[Part of a data file]
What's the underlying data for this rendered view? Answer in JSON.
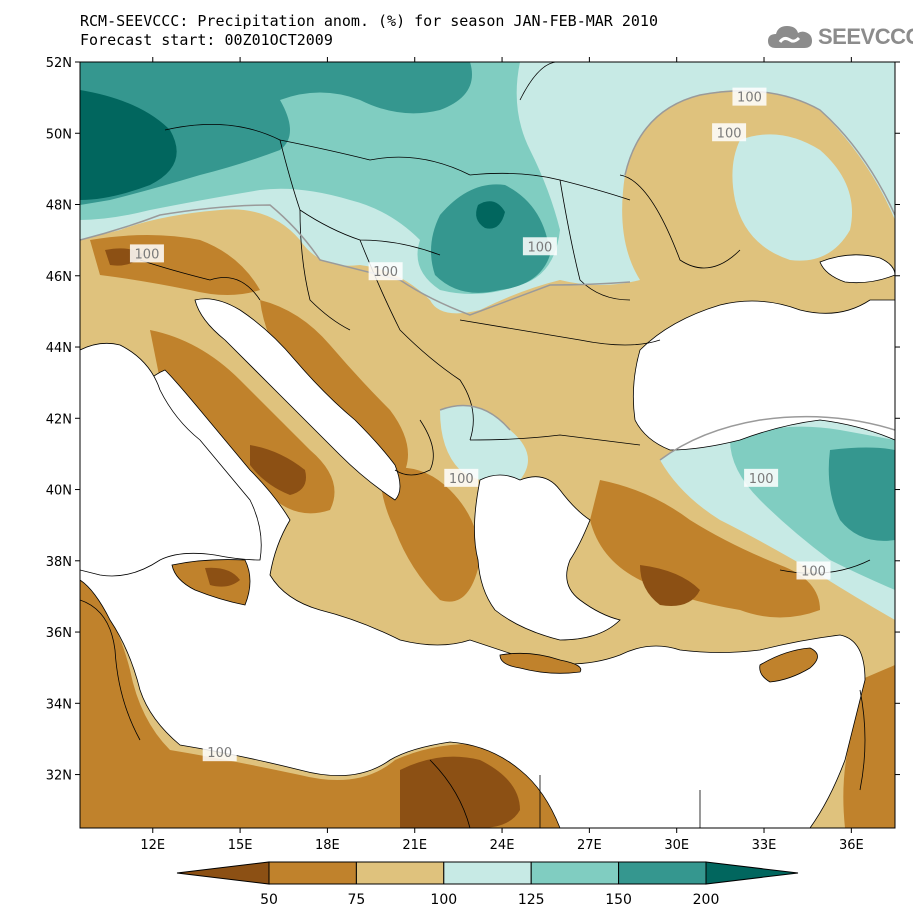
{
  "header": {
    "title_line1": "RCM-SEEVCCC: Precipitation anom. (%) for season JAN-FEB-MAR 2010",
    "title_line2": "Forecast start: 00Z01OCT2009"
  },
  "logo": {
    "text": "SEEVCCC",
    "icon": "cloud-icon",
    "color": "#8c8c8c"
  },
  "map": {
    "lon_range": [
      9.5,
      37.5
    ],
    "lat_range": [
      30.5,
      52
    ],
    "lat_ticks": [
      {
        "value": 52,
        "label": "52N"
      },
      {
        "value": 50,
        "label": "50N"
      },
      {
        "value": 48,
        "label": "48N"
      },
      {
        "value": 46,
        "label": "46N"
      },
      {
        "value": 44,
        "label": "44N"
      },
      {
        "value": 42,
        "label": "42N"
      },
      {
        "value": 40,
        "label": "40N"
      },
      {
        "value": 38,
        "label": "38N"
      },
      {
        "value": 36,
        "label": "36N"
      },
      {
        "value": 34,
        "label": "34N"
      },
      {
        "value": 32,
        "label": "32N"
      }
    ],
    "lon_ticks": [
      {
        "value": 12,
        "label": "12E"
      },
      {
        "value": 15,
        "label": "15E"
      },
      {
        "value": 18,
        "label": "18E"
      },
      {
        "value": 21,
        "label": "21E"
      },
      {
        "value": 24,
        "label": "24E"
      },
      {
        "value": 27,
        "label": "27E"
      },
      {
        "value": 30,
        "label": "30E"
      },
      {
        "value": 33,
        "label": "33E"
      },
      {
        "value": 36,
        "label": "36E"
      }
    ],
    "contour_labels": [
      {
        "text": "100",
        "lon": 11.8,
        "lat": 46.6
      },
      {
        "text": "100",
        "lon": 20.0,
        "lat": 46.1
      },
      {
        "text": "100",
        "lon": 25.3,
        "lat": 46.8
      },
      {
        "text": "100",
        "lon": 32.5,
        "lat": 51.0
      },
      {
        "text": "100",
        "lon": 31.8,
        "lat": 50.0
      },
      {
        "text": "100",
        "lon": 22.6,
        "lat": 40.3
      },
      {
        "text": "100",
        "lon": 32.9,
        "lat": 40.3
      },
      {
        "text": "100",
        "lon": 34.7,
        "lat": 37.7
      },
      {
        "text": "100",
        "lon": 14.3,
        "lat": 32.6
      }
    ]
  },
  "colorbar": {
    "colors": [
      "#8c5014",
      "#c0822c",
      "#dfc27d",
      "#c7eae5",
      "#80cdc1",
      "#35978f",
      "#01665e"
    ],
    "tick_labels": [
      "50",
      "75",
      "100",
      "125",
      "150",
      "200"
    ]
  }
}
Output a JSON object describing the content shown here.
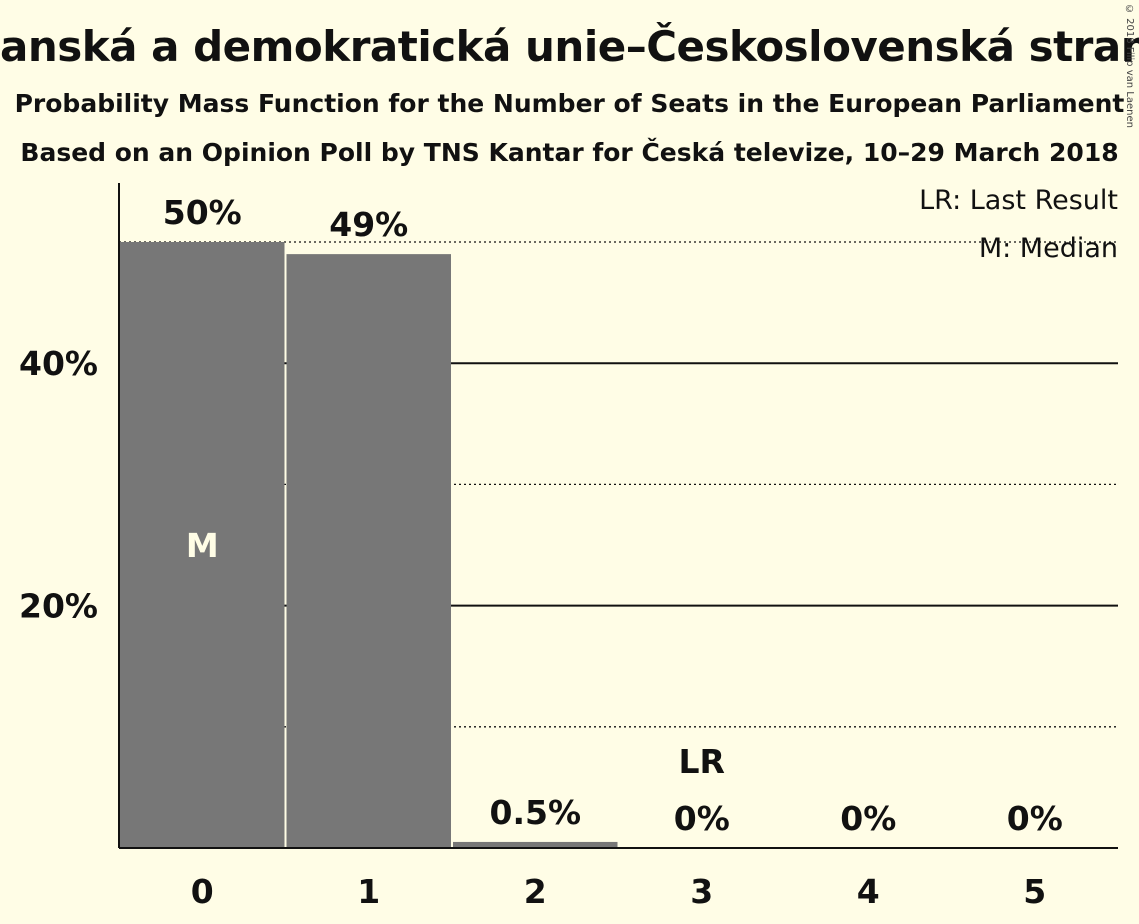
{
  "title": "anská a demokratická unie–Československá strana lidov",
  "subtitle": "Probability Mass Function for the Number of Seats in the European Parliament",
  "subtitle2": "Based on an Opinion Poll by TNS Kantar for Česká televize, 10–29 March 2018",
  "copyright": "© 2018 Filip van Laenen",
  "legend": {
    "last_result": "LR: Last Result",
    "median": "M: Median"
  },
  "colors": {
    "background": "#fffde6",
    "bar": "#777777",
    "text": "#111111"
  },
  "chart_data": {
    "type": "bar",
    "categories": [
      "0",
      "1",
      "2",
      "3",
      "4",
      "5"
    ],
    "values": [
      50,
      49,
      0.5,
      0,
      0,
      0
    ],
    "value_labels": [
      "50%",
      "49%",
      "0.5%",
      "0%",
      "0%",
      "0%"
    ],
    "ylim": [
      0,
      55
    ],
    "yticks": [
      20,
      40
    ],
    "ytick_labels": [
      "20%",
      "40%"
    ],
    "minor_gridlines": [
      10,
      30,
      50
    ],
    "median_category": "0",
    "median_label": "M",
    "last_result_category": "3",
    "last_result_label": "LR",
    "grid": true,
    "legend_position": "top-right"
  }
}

EXERCISE PROMPT: Copy, from the material, each line that holds the string "JSON".

ANSWER TO THIS TASK:
What's the underlying data for this rendered view? Answer in JSON.
Output a JSON object describing the content shown here.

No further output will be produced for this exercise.